• STATED EXERCISE:
Find each line with the string "JSON" and report it.

+ + + + +

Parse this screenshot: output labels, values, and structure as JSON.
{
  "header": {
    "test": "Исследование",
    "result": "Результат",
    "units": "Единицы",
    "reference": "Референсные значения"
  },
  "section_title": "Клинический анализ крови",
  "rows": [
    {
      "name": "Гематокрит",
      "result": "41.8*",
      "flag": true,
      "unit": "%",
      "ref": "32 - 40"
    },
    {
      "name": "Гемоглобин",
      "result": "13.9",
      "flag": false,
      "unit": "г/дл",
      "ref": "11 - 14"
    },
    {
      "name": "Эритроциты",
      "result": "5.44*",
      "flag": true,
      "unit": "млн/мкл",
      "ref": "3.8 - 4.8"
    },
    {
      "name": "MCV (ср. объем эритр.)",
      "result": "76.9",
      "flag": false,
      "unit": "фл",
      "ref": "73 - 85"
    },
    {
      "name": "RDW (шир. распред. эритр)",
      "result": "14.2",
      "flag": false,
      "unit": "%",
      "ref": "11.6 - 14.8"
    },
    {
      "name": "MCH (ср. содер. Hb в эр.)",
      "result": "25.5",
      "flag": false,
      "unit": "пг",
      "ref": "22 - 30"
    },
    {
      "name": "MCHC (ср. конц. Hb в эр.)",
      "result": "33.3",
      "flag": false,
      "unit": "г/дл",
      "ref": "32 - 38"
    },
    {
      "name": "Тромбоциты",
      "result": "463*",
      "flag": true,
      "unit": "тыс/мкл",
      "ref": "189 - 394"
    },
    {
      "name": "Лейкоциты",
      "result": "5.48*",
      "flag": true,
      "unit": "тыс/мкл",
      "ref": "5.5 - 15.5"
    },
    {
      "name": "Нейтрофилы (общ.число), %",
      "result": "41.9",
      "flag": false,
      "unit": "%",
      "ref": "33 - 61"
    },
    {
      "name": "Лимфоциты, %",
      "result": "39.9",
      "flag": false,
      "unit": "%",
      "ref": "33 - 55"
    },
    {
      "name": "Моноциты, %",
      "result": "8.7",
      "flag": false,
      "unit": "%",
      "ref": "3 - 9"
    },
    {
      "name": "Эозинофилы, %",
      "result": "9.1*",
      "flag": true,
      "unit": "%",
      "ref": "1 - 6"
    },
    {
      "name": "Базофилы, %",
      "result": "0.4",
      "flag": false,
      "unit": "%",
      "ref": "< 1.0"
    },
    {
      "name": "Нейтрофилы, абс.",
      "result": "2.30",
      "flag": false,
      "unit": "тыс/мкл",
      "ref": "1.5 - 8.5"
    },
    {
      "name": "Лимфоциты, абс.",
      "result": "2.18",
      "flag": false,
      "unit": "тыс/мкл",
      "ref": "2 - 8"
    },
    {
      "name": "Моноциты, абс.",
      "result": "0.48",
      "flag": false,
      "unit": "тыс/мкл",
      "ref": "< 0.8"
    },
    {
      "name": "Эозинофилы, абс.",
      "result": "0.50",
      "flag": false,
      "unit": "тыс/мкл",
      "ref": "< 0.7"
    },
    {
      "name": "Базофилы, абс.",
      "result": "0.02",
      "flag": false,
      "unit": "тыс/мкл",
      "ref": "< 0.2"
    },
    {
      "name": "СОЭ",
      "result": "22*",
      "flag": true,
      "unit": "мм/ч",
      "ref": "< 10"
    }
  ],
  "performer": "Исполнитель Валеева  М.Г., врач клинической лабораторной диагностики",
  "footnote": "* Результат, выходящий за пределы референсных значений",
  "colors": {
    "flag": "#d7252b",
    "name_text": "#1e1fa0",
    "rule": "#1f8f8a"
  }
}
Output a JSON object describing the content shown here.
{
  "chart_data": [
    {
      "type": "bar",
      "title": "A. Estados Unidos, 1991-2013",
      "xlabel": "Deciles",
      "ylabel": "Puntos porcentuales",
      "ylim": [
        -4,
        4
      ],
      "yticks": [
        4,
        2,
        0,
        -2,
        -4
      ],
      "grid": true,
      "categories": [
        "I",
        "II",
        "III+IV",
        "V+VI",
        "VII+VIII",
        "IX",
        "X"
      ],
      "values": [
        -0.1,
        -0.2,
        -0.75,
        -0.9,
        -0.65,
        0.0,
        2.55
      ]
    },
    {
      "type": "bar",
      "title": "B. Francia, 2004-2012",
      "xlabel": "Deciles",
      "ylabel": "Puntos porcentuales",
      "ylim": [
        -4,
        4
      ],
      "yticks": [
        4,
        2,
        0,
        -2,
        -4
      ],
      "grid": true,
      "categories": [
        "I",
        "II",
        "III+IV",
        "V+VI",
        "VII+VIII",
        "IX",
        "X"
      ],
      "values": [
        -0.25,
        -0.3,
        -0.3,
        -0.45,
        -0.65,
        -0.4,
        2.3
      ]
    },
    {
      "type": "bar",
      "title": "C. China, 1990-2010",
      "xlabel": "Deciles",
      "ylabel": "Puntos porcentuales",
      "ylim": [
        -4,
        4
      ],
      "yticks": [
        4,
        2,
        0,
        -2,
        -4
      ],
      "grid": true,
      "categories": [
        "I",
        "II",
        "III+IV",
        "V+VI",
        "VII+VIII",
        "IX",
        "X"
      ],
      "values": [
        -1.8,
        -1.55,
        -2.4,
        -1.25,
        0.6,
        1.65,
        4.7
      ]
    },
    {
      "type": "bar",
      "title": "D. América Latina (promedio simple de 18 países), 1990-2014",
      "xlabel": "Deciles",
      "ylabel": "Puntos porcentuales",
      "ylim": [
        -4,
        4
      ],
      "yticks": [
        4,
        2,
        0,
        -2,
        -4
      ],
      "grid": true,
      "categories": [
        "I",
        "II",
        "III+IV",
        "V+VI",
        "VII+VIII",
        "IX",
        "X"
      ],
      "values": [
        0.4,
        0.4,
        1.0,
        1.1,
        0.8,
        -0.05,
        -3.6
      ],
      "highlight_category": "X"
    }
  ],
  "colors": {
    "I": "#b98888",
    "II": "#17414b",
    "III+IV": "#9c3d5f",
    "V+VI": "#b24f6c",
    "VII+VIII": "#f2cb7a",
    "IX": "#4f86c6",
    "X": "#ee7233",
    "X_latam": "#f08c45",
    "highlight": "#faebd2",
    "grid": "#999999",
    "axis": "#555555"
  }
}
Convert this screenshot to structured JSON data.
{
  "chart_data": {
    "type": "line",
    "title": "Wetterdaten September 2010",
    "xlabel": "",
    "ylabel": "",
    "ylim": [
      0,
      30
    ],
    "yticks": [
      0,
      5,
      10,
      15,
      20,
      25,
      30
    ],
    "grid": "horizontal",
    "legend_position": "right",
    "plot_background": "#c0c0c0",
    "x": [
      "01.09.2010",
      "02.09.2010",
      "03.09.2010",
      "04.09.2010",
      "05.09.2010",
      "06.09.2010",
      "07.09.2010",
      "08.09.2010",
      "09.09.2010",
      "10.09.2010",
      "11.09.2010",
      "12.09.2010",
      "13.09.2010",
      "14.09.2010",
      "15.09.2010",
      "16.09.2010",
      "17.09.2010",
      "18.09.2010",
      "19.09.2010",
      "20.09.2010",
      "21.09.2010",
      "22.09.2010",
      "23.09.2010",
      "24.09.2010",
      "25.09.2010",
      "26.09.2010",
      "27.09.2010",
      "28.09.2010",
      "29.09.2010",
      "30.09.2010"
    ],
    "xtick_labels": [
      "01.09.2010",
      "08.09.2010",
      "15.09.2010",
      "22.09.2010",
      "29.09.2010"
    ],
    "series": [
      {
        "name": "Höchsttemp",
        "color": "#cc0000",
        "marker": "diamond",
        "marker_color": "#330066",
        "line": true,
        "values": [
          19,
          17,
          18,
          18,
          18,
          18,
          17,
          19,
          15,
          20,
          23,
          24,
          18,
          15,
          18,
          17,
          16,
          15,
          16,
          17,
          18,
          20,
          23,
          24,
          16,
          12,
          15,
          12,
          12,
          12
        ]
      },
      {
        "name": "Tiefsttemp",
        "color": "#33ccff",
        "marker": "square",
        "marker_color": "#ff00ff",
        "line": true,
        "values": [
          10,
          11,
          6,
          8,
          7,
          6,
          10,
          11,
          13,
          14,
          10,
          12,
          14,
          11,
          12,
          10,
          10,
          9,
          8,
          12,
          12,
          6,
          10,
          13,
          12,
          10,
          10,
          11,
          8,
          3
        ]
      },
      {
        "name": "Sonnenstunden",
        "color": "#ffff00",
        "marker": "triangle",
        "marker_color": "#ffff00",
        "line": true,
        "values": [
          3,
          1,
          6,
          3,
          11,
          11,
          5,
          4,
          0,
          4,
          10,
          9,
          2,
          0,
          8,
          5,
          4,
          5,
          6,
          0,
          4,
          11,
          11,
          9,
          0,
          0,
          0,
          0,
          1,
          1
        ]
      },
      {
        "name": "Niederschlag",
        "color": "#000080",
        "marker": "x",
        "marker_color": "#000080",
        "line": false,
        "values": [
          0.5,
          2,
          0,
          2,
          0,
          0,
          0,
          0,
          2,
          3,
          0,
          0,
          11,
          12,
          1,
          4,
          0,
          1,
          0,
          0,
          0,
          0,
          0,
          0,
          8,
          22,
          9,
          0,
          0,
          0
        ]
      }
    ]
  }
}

+ + + + +

• EXERCISE OUTPUT:
Parse this screenshot: output labels, values, and structure as JSON.
Output a JSON object describing the content shown here.
Convert this screenshot to structured JSON data.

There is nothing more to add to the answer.